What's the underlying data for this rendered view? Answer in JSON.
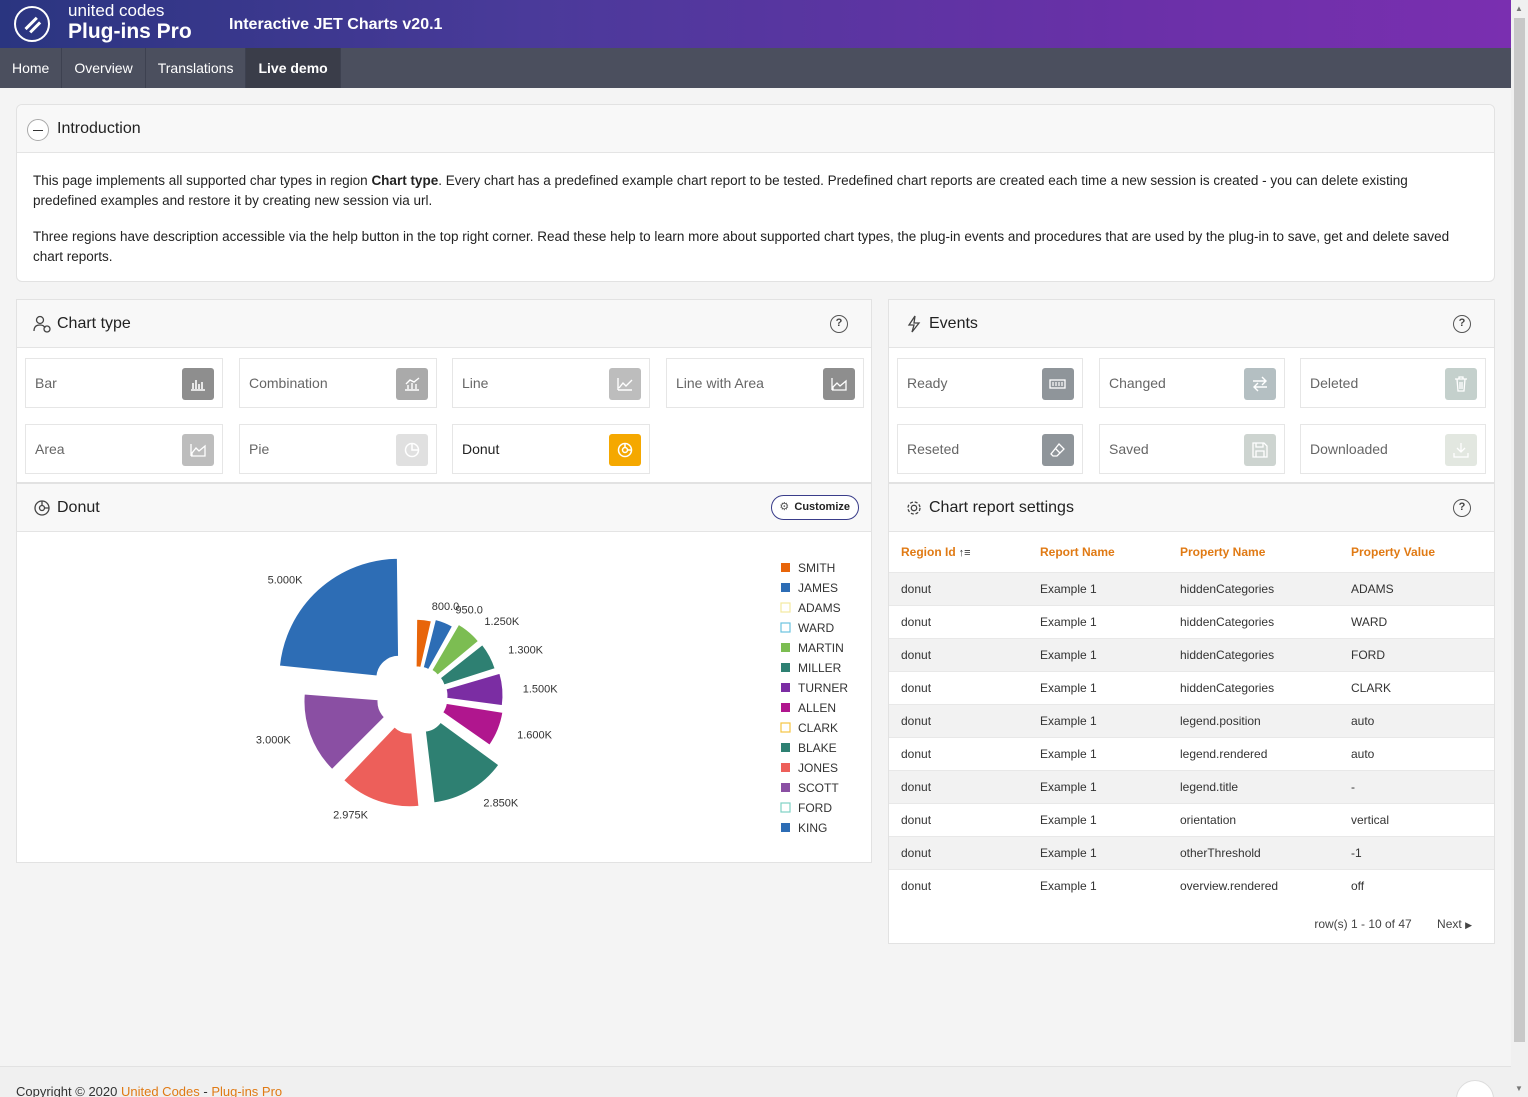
{
  "header": {
    "brand_top": "united codes",
    "brand_bottom": "Plug-ins Pro",
    "app_title": "Interactive JET Charts v20.1"
  },
  "nav": {
    "tabs": [
      {
        "label": "Home"
      },
      {
        "label": "Overview"
      },
      {
        "label": "Translations"
      },
      {
        "label": "Live demo",
        "active": true
      }
    ]
  },
  "intro": {
    "title": "Introduction",
    "p1_before": "This page implements all supported char types in region ",
    "p1_bold": "Chart type",
    "p1_after": ". Every chart has a predefined example chart report to be tested. Predefined chart reports are created each time a new session is created - you can delete existing predefined examples and restore it by creating new session via url.",
    "p2": "Three regions have description accessible via the help button in the top right corner. Read these help to learn more about supported chart types, the plug-in events and procedures that are used by the plug-in to save, get and delete saved chart reports."
  },
  "chart_type": {
    "title": "Chart type",
    "tiles": [
      {
        "label": "Bar",
        "icon": "bar-chart-icon",
        "color": "#8e8e8e"
      },
      {
        "label": "Combination",
        "icon": "combination-chart-icon",
        "color": "#aaaaaa"
      },
      {
        "label": "Line",
        "icon": "line-chart-icon",
        "color": "#bdbdbd"
      },
      {
        "label": "Line with Area",
        "icon": "line-area-chart-icon",
        "color": "#8e8e8e"
      },
      {
        "label": "Area",
        "icon": "area-chart-icon",
        "color": "#bdbdbd"
      },
      {
        "label": "Pie",
        "icon": "pie-chart-icon",
        "color": "#e0e0e0"
      },
      {
        "label": "Donut",
        "icon": "donut-chart-icon",
        "color": "#f5a800",
        "selected": true
      }
    ]
  },
  "events": {
    "title": "Events",
    "tiles": [
      {
        "label": "Ready",
        "icon": "battery-icon",
        "color": "#8f959a"
      },
      {
        "label": "Changed",
        "icon": "swap-arrows-icon",
        "color": "#b4bfc2"
      },
      {
        "label": "Deleted",
        "icon": "trash-icon",
        "color": "#c4d0cc"
      },
      {
        "label": "Reseted",
        "icon": "eraser-icon",
        "color": "#8f959a"
      },
      {
        "label": "Saved",
        "icon": "floppy-disk-icon",
        "color": "#cdd4d0"
      },
      {
        "label": "Downloaded",
        "icon": "download-icon",
        "color": "#e2e7e0"
      }
    ]
  },
  "donut": {
    "title": "Donut",
    "customize_label": "Customize"
  },
  "chart_data": {
    "type": "pie",
    "categories": [
      "SMITH",
      "JAMES",
      "ADAMS",
      "WARD",
      "MARTIN",
      "MILLER",
      "TURNER",
      "ALLEN",
      "CLARK",
      "BLAKE",
      "JONES",
      "SCOTT",
      "FORD",
      "KING"
    ],
    "values": [
      800,
      950,
      null,
      null,
      1250,
      1300,
      1500,
      1600,
      null,
      2850,
      2975,
      3000,
      null,
      5000
    ],
    "data_labels": [
      "800.0",
      "950.0",
      "",
      "",
      "1.250K",
      "1.300K",
      "1.500K",
      "1.600K",
      "",
      "2.850K",
      "2.975K",
      "3.000K",
      "",
      "5.000K"
    ],
    "colors": [
      "#e8650a",
      "#2d6db5",
      "#f3e8a0",
      "#6bc3e0",
      "#7cbd52",
      "#2e8072",
      "#7b2da3",
      "#b0168e",
      "#f5c542",
      "#2e8072",
      "#ed5f5a",
      "#8a4fa3",
      "#7fd1c4",
      "#2d6db5"
    ],
    "hidden": [
      "ADAMS",
      "WARD",
      "CLARK",
      "FORD"
    ],
    "legend_position": "right"
  },
  "settings": {
    "title": "Chart report settings",
    "columns": [
      "Region Id",
      "Report Name",
      "Property Name",
      "Property Value"
    ],
    "rows": [
      [
        "donut",
        "Example 1",
        "hiddenCategories",
        "ADAMS"
      ],
      [
        "donut",
        "Example 1",
        "hiddenCategories",
        "WARD"
      ],
      [
        "donut",
        "Example 1",
        "hiddenCategories",
        "FORD"
      ],
      [
        "donut",
        "Example 1",
        "hiddenCategories",
        "CLARK"
      ],
      [
        "donut",
        "Example 1",
        "legend.position",
        "auto"
      ],
      [
        "donut",
        "Example 1",
        "legend.rendered",
        "auto"
      ],
      [
        "donut",
        "Example 1",
        "legend.title",
        "-"
      ],
      [
        "donut",
        "Example 1",
        "orientation",
        "vertical"
      ],
      [
        "donut",
        "Example 1",
        "otherThreshold",
        "-1"
      ],
      [
        "donut",
        "Example 1",
        "overview.rendered",
        "off"
      ]
    ],
    "pagination": "row(s) 1 - 10 of 47",
    "next_label": "Next"
  },
  "footer": {
    "prefix": "Copyright © 2020 ",
    "link1": "United Codes",
    "separator": " - ",
    "link2": "Plug-ins Pro"
  }
}
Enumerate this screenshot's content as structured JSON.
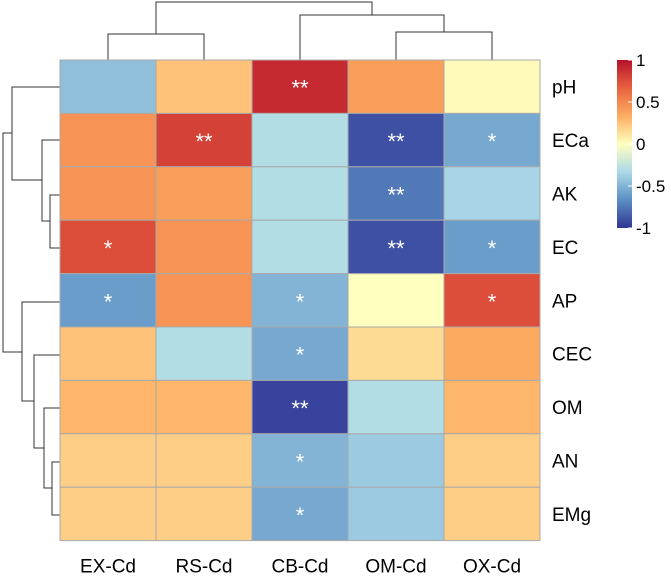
{
  "chart_data": {
    "type": "heatmap",
    "columns": [
      "EX-Cd",
      "RS-Cd",
      "CB-Cd",
      "OM-Cd",
      "OX-Cd"
    ],
    "rows": [
      "pH",
      "ECa",
      "AK",
      "EC",
      "AP",
      "CEC",
      "OM",
      "AN",
      "EMg"
    ],
    "values": [
      [
        -0.45,
        0.25,
        0.9,
        0.4,
        0.02
      ],
      [
        0.45,
        0.8,
        -0.3,
        -0.9,
        -0.55
      ],
      [
        0.45,
        0.4,
        -0.3,
        -0.75,
        -0.35
      ],
      [
        0.75,
        0.45,
        -0.3,
        -0.9,
        -0.6
      ],
      [
        -0.6,
        0.45,
        -0.5,
        0.0,
        0.75
      ],
      [
        0.25,
        -0.3,
        -0.55,
        0.15,
        0.35
      ],
      [
        0.3,
        0.3,
        -0.95,
        -0.3,
        0.3
      ],
      [
        0.2,
        0.2,
        -0.5,
        -0.4,
        0.2
      ],
      [
        0.2,
        0.2,
        -0.55,
        -0.4,
        0.2
      ]
    ],
    "significance": [
      [
        "",
        "",
        "**",
        "",
        ""
      ],
      [
        "",
        "**",
        "",
        "**",
        "*"
      ],
      [
        "",
        "",
        "",
        "**",
        ""
      ],
      [
        "*",
        "",
        "",
        "**",
        "*"
      ],
      [
        "*",
        "",
        "*",
        "",
        "*"
      ],
      [
        "",
        "",
        "*",
        "",
        ""
      ],
      [
        "",
        "",
        "**",
        "",
        ""
      ],
      [
        "",
        "",
        "*",
        "",
        ""
      ],
      [
        "",
        "",
        "*",
        "",
        ""
      ]
    ],
    "color_scale": {
      "min": -1,
      "max": 1,
      "stops": [
        "#313695",
        "#5b8ec2",
        "#abd9e9",
        "#ffffbf",
        "#fdae61",
        "#e9623f",
        "#b5122b"
      ]
    },
    "legend": {
      "ticks": [
        1,
        0.5,
        0,
        -0.5,
        -1
      ],
      "tick_labels": [
        "1",
        "0.5",
        "0",
        "-0.5",
        "-1"
      ],
      "placement": "top-right"
    },
    "column_dendrogram": [
      [
        "RS-Cd",
        "EX-Cd"
      ],
      [
        "OM-Cd",
        "OX-Cd"
      ],
      [
        "CB-Cd",
        "OM-Cd+OX-Cd"
      ],
      [
        "EX-Cd+RS-Cd",
        "CB-Cd+OM-Cd+OX-Cd"
      ]
    ],
    "row_dendrogram": "hierarchical clustering of rows",
    "cell_border_color": "#aaaaaa"
  }
}
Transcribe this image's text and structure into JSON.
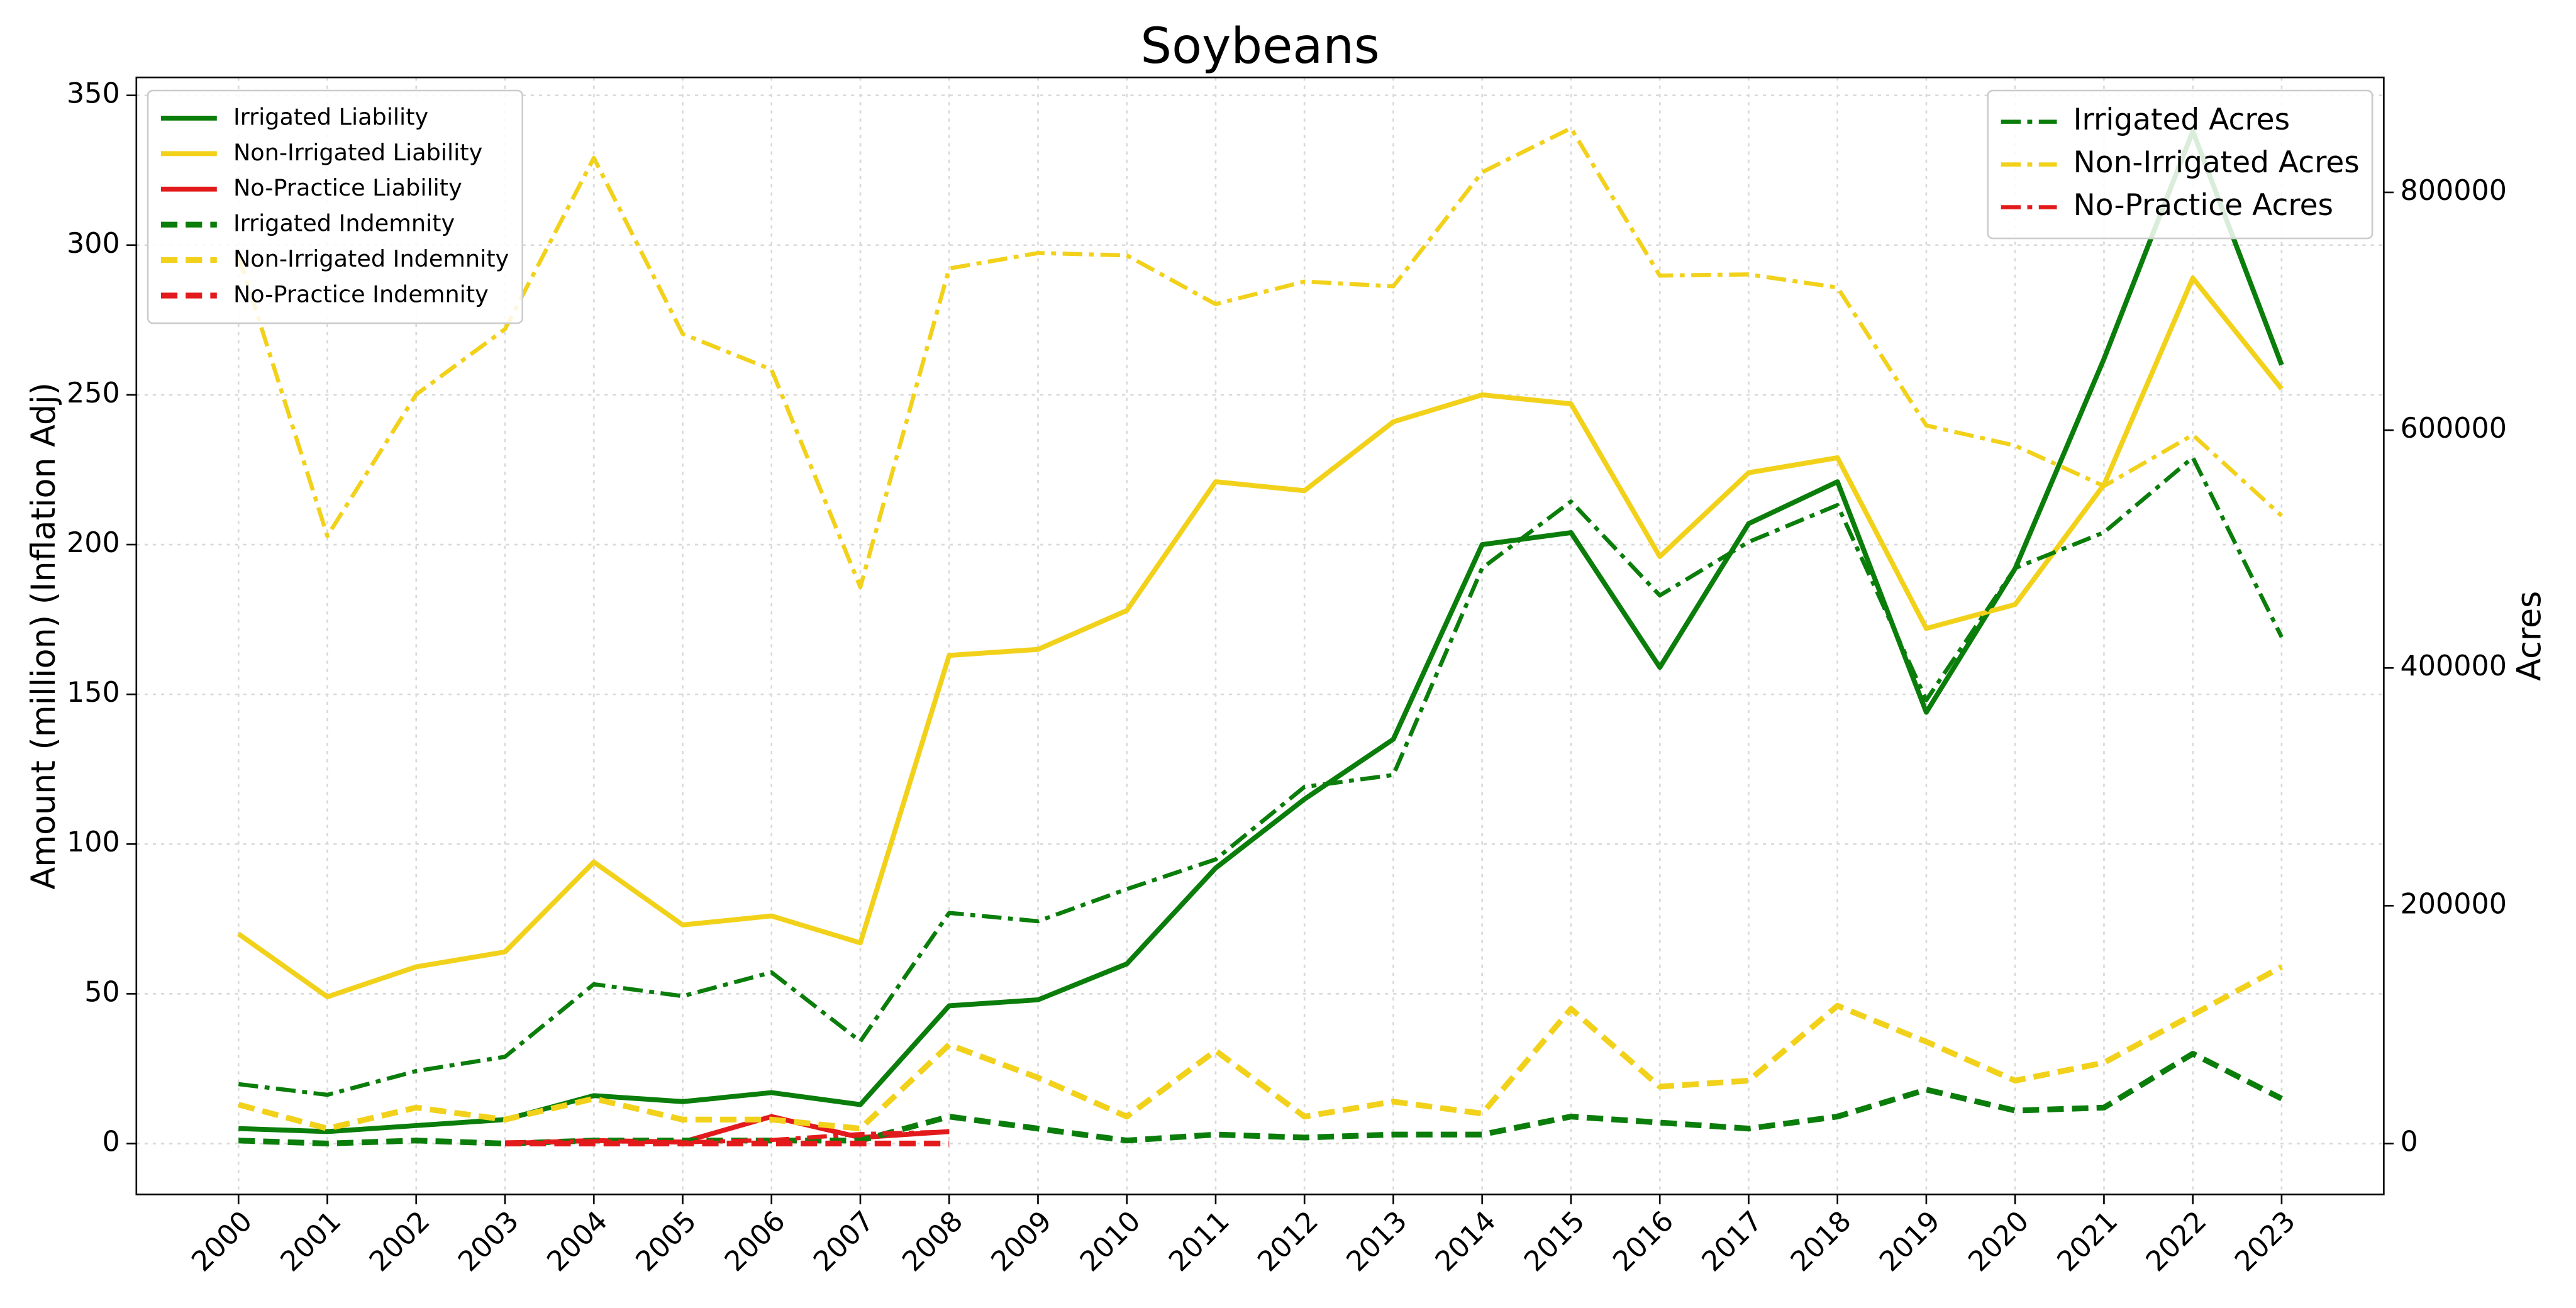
{
  "chart_data": {
    "type": "line",
    "title": "Soybeans",
    "ylabel": "Amount (million) (Inflation Adj)",
    "y2label": "Acres",
    "x": [
      2000,
      2001,
      2002,
      2003,
      2004,
      2005,
      2006,
      2007,
      2008,
      2009,
      2010,
      2011,
      2012,
      2013,
      2014,
      2015,
      2016,
      2017,
      2018,
      2019,
      2020,
      2021,
      2022,
      2023
    ],
    "xlim": [
      1998.85,
      2024.15
    ],
    "xticks": [
      2000,
      2001,
      2002,
      2003,
      2004,
      2005,
      2006,
      2007,
      2008,
      2009,
      2010,
      2011,
      2012,
      2013,
      2014,
      2015,
      2016,
      2017,
      2018,
      2019,
      2020,
      2021,
      2022,
      2023
    ],
    "ylim": [
      -17,
      356
    ],
    "yticks": [
      0,
      50,
      100,
      150,
      200,
      250,
      300,
      350
    ],
    "y2lim": [
      -42800,
      896700
    ],
    "y2ticks": [
      0,
      200000,
      400000,
      600000,
      800000
    ],
    "grid": true,
    "legend_loc": "upper left",
    "y2_legend_loc": "upper right",
    "series": [
      {
        "name": "Irrigated Liability",
        "color": "#0a7d0a",
        "linestyle": "solid",
        "values": [
          5,
          4,
          6,
          8,
          16,
          14,
          17,
          13,
          46,
          48,
          60,
          92,
          115,
          135,
          200,
          204,
          159,
          207,
          221,
          144,
          192,
          262,
          338,
          260
        ]
      },
      {
        "name": "Non-Irrigated Liability",
        "color": "#f2d11b",
        "linestyle": "solid",
        "values": [
          70,
          49,
          59,
          64,
          94,
          73,
          76,
          67,
          163,
          165,
          178,
          221,
          218,
          241,
          250,
          247,
          196,
          224,
          229,
          172,
          180,
          220,
          289,
          252
        ]
      },
      {
        "name": "No-Practice Liability",
        "color": "#e31a1c",
        "linestyle": "solid",
        "values": [
          null,
          null,
          null,
          0,
          1,
          0.5,
          9,
          2,
          4,
          null,
          null,
          null,
          null,
          null,
          null,
          null,
          null,
          null,
          null,
          null,
          null,
          null,
          null,
          null
        ]
      },
      {
        "name": "Irrigated Indemnity",
        "color": "#0a7d0a",
        "linestyle": "dashed",
        "values": [
          1,
          0,
          1,
          0,
          1,
          1,
          1,
          1,
          9,
          5,
          1,
          3,
          2,
          3,
          3,
          9,
          7,
          5,
          9,
          18,
          11,
          12,
          30,
          15
        ]
      },
      {
        "name": "Non-Irrigated Indemnity",
        "color": "#f2d11b",
        "linestyle": "dashed",
        "values": [
          13,
          5,
          12,
          8,
          15,
          8,
          8,
          5,
          33,
          22,
          9,
          31,
          9,
          14,
          10,
          45,
          19,
          21,
          46,
          34,
          21,
          27,
          43,
          59
        ]
      },
      {
        "name": "No-Practice Indemnity",
        "color": "#e31a1c",
        "linestyle": "dashed",
        "values": [
          null,
          null,
          null,
          0,
          0,
          0,
          0,
          0,
          0,
          null,
          null,
          null,
          null,
          null,
          null,
          null,
          null,
          null,
          null,
          null,
          null,
          null,
          null,
          null
        ]
      },
      {
        "name": "Irrigated Acres",
        "color": "#0a7d0a",
        "linestyle": "dashdot",
        "axis": "y2",
        "values": [
          50000,
          41000,
          61000,
          73000,
          134000,
          124000,
          144000,
          86000,
          194000,
          187000,
          214000,
          239000,
          300000,
          310000,
          484000,
          540000,
          461000,
          506000,
          537000,
          373000,
          484000,
          514000,
          577000,
          426000
        ]
      },
      {
        "name": "Non-Irrigated Acres",
        "color": "#f2d11b",
        "linestyle": "dashdot",
        "axis": "y2",
        "values": [
          747000,
          511000,
          630000,
          685000,
          829000,
          681000,
          651000,
          468000,
          736000,
          749000,
          747000,
          706000,
          725000,
          721000,
          817000,
          854000,
          730000,
          731000,
          720000,
          604000,
          587000,
          553000,
          596000,
          528000
        ]
      },
      {
        "name": "No-Practice Acres",
        "color": "#e31a1c",
        "linestyle": "dashdot",
        "axis": "y2",
        "values": [
          null,
          null,
          null,
          1000,
          2000,
          1000,
          3000,
          8000,
          10000,
          null,
          null,
          null,
          null,
          null,
          null,
          null,
          null,
          null,
          null,
          null,
          null,
          null,
          null,
          null
        ]
      }
    ]
  }
}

● ● ● ● ●

Among the lines of the data above, determine how many contain the word "Liability". Report the number alone.

3